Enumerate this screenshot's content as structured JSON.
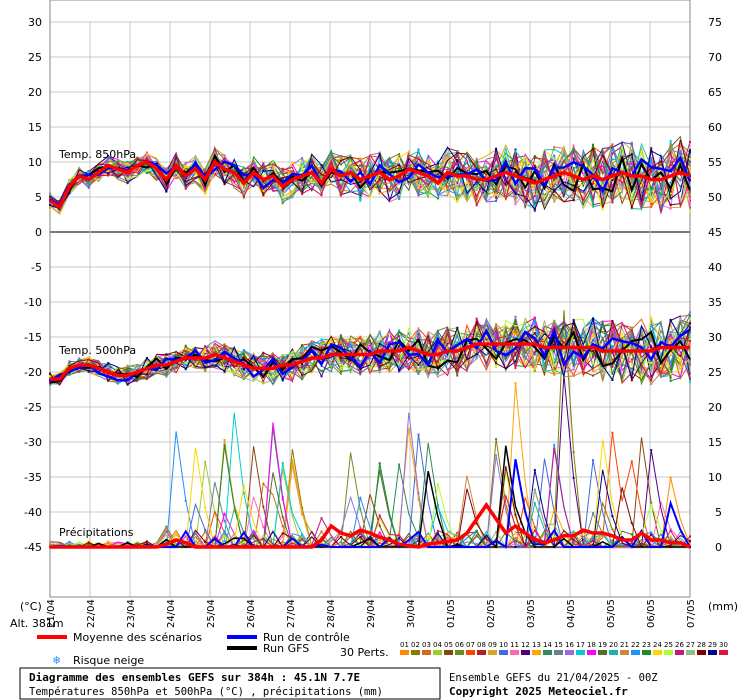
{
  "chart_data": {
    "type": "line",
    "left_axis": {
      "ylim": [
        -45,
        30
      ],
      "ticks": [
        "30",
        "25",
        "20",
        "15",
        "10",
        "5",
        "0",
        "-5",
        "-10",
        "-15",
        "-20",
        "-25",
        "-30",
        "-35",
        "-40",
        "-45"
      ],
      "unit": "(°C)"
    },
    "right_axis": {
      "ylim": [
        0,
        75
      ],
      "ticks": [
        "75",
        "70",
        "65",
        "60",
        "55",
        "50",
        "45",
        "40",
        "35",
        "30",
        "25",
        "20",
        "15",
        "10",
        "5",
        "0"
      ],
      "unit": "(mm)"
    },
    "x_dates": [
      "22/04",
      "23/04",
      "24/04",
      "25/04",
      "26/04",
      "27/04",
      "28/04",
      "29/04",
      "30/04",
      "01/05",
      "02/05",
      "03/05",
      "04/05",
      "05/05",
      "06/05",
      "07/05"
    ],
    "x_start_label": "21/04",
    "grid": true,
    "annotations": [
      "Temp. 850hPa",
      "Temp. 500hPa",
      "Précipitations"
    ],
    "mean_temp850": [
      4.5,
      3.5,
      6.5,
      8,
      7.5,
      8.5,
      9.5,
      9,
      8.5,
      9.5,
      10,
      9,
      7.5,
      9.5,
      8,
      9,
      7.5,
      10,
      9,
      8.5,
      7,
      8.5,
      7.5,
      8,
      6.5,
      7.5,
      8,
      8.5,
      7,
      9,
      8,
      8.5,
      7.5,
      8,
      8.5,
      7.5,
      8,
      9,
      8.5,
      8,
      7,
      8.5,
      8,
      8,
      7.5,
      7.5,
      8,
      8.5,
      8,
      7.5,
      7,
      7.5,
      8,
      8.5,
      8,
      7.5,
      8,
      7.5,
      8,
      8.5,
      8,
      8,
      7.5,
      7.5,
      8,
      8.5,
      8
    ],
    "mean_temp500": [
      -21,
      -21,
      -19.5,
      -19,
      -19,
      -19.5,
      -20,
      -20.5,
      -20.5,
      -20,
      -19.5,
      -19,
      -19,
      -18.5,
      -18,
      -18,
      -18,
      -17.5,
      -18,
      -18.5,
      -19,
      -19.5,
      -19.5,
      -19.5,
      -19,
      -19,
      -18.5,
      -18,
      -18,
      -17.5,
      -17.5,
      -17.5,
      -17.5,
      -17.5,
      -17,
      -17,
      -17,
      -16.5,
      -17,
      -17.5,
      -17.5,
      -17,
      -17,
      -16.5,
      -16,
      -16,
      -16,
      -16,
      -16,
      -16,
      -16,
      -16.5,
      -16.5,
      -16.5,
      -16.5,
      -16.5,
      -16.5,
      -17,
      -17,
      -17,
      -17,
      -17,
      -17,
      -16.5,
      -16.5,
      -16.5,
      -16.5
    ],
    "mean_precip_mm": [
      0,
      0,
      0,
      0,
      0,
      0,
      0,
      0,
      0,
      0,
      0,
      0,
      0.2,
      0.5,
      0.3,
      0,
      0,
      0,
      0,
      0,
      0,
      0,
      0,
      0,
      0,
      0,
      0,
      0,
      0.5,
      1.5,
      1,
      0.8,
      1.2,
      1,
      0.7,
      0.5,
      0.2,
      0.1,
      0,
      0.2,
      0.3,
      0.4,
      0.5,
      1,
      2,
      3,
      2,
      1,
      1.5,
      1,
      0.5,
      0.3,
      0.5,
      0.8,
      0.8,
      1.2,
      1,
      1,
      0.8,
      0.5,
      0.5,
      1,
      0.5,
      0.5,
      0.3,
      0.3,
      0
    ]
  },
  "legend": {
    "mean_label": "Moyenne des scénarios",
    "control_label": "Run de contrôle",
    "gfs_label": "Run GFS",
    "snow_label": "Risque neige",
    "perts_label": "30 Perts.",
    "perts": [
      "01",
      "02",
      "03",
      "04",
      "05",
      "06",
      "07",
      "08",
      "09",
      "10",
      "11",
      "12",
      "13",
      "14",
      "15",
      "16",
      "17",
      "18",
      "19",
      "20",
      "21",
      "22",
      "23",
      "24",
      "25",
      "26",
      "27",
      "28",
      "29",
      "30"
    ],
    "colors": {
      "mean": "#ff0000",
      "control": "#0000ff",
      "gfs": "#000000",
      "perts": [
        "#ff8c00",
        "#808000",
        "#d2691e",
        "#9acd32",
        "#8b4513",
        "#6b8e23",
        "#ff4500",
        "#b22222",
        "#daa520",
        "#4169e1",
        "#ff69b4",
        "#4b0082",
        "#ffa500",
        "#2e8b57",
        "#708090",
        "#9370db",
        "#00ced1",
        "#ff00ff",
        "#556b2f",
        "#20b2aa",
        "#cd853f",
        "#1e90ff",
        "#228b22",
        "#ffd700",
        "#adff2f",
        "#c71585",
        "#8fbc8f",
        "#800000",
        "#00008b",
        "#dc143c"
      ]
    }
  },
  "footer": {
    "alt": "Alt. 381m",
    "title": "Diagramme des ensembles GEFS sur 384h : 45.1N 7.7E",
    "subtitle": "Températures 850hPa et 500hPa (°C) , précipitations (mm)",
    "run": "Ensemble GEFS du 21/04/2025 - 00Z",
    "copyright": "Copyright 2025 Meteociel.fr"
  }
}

= = = = = = =

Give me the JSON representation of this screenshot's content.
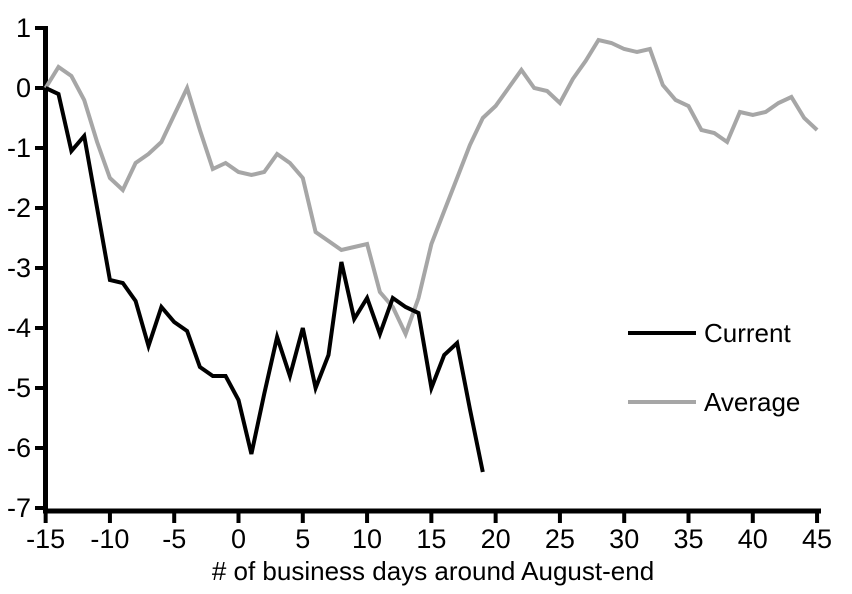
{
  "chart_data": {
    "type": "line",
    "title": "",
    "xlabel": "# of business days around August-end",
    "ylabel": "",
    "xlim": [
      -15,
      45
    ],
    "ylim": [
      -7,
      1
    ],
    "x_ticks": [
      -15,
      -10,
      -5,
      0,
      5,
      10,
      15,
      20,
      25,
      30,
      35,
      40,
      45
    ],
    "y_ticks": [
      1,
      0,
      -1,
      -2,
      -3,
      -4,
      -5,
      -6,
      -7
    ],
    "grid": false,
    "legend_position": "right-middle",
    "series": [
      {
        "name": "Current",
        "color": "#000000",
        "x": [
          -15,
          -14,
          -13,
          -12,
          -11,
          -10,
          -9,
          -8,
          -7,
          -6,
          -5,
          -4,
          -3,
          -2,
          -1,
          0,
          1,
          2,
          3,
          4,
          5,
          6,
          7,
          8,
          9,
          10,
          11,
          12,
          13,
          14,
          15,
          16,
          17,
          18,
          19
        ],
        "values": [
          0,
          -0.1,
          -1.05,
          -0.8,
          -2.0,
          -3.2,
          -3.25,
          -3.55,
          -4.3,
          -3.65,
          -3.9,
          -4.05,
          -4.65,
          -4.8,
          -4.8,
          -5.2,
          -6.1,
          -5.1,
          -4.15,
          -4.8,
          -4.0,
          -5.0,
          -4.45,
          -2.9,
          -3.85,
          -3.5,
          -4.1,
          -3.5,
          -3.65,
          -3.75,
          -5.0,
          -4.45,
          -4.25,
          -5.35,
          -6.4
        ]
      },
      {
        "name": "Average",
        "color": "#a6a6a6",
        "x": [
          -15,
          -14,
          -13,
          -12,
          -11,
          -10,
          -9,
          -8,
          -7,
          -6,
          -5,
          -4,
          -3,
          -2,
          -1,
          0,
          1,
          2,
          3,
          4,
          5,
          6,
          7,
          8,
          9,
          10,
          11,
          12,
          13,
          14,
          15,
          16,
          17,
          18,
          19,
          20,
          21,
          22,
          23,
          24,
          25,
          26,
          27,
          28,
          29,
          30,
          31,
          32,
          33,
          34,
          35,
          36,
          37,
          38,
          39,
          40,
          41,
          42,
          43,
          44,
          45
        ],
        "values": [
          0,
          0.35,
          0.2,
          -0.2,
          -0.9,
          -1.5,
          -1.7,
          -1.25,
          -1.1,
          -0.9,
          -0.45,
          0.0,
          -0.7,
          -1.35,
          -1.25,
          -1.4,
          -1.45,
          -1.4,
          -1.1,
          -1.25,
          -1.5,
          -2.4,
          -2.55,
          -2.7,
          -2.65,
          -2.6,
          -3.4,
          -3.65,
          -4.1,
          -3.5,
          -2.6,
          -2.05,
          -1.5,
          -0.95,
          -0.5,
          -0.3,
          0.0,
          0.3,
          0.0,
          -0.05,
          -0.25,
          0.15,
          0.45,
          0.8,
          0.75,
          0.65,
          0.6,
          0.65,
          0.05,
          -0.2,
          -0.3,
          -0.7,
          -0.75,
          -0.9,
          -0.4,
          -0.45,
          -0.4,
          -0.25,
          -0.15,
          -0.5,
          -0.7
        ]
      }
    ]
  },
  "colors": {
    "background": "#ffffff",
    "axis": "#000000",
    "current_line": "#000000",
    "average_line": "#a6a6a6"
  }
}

= = = = = = =

§ Exercise goal: Using the listing, copy every line where the word "screenshot" shows up.

§ Result for this exercise:
Enumerate this screenshot's content as structured JSON.
Give me the JSON representation of this screenshot's content.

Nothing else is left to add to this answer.